- [REQUIRED TASK]:
Among the lines of these entries, how many hold the word "nivel"? State only the number.

Rows from a figure dataset
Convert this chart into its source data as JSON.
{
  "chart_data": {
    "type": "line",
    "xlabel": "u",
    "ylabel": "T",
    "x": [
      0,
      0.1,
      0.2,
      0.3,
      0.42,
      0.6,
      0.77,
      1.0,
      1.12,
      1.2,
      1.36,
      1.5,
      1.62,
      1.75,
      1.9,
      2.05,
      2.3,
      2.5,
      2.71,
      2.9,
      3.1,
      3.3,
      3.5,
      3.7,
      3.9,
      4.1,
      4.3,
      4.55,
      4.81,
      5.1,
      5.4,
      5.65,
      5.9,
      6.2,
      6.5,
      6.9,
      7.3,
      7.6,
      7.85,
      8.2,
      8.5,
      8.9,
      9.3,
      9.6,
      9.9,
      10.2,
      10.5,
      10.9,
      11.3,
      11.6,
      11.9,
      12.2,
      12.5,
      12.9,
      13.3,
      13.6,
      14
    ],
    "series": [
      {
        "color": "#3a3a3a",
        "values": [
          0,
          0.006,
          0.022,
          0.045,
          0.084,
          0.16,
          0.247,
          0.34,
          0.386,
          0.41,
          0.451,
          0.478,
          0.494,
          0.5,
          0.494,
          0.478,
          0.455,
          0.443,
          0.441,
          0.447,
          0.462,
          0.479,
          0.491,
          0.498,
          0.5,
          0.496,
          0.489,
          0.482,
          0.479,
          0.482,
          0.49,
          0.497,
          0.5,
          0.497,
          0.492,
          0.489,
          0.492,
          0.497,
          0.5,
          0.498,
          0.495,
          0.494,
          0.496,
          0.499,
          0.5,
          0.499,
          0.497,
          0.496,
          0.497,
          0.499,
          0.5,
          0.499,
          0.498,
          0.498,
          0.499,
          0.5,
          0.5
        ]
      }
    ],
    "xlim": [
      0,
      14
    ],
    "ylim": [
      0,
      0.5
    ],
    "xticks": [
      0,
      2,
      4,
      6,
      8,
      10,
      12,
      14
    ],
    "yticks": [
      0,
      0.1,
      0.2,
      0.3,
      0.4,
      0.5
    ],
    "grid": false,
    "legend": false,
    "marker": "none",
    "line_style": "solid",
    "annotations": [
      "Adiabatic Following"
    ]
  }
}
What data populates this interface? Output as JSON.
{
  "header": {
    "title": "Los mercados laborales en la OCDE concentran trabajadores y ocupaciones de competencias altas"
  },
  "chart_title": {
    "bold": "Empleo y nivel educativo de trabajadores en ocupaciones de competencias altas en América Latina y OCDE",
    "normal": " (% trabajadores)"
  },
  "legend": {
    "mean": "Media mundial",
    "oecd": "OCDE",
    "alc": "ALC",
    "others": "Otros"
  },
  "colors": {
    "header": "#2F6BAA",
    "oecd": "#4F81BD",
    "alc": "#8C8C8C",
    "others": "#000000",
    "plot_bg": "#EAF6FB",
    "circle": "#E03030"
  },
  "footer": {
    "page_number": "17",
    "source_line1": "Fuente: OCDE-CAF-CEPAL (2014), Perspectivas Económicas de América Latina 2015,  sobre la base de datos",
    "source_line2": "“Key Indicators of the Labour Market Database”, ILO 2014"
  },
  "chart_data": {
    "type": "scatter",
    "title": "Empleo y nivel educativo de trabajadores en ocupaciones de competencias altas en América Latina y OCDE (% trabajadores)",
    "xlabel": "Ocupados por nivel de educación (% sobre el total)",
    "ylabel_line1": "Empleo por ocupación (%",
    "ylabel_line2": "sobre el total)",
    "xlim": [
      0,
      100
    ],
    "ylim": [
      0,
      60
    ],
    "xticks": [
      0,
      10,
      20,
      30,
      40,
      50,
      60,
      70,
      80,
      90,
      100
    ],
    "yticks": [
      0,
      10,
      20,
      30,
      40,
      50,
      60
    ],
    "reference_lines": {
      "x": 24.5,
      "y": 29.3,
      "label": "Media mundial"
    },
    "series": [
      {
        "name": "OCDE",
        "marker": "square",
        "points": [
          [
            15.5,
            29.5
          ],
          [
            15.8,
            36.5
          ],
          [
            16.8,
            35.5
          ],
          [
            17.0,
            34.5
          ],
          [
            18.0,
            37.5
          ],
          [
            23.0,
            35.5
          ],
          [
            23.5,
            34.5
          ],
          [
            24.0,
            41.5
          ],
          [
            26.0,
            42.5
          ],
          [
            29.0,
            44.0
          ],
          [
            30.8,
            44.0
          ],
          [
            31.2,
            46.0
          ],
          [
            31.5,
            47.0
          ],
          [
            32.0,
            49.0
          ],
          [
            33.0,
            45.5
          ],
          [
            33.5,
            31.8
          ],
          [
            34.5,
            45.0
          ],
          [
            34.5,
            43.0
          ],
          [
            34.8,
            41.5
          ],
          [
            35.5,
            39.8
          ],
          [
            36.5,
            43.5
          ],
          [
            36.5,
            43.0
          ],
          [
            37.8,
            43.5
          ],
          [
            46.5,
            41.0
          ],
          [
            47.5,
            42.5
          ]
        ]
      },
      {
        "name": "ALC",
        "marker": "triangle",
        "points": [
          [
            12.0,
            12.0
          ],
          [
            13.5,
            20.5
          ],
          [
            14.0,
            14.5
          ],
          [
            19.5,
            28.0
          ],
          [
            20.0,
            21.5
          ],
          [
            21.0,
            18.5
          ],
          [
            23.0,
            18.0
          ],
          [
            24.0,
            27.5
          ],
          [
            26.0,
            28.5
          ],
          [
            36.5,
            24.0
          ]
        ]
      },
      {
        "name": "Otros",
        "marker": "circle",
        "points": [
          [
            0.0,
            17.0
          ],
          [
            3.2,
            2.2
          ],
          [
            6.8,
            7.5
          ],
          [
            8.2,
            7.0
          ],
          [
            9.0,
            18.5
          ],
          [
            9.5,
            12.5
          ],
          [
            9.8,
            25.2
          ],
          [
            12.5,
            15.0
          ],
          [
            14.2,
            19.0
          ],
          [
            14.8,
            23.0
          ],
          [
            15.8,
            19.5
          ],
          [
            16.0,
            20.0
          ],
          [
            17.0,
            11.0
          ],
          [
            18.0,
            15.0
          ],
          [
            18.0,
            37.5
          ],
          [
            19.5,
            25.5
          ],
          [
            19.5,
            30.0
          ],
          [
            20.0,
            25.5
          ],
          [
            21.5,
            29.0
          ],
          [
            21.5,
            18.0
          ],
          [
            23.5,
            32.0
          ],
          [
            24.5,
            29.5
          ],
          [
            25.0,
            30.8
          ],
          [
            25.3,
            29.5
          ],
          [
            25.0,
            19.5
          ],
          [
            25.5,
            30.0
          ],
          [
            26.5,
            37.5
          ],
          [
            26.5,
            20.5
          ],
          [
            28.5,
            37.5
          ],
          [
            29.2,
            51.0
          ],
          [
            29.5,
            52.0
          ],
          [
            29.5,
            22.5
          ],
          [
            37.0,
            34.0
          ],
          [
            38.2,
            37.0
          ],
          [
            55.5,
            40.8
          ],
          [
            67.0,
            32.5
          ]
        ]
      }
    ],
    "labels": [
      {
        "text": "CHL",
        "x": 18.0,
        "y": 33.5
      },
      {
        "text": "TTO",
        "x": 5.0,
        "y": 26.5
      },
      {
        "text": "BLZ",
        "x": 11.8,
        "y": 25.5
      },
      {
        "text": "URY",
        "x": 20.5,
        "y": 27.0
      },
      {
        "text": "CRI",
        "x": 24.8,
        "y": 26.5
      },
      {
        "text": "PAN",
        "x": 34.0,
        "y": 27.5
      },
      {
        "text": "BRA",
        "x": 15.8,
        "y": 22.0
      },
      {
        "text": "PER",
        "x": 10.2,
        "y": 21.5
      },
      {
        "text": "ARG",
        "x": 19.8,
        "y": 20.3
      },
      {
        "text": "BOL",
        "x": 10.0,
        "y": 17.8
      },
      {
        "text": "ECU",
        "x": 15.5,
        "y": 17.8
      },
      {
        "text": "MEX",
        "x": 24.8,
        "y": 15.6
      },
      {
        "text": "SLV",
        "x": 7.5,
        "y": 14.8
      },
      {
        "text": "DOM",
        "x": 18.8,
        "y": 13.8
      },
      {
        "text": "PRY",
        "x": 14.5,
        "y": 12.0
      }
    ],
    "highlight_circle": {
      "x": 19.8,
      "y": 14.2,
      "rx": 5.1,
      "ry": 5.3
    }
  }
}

- [FULL SOLUTION]:
3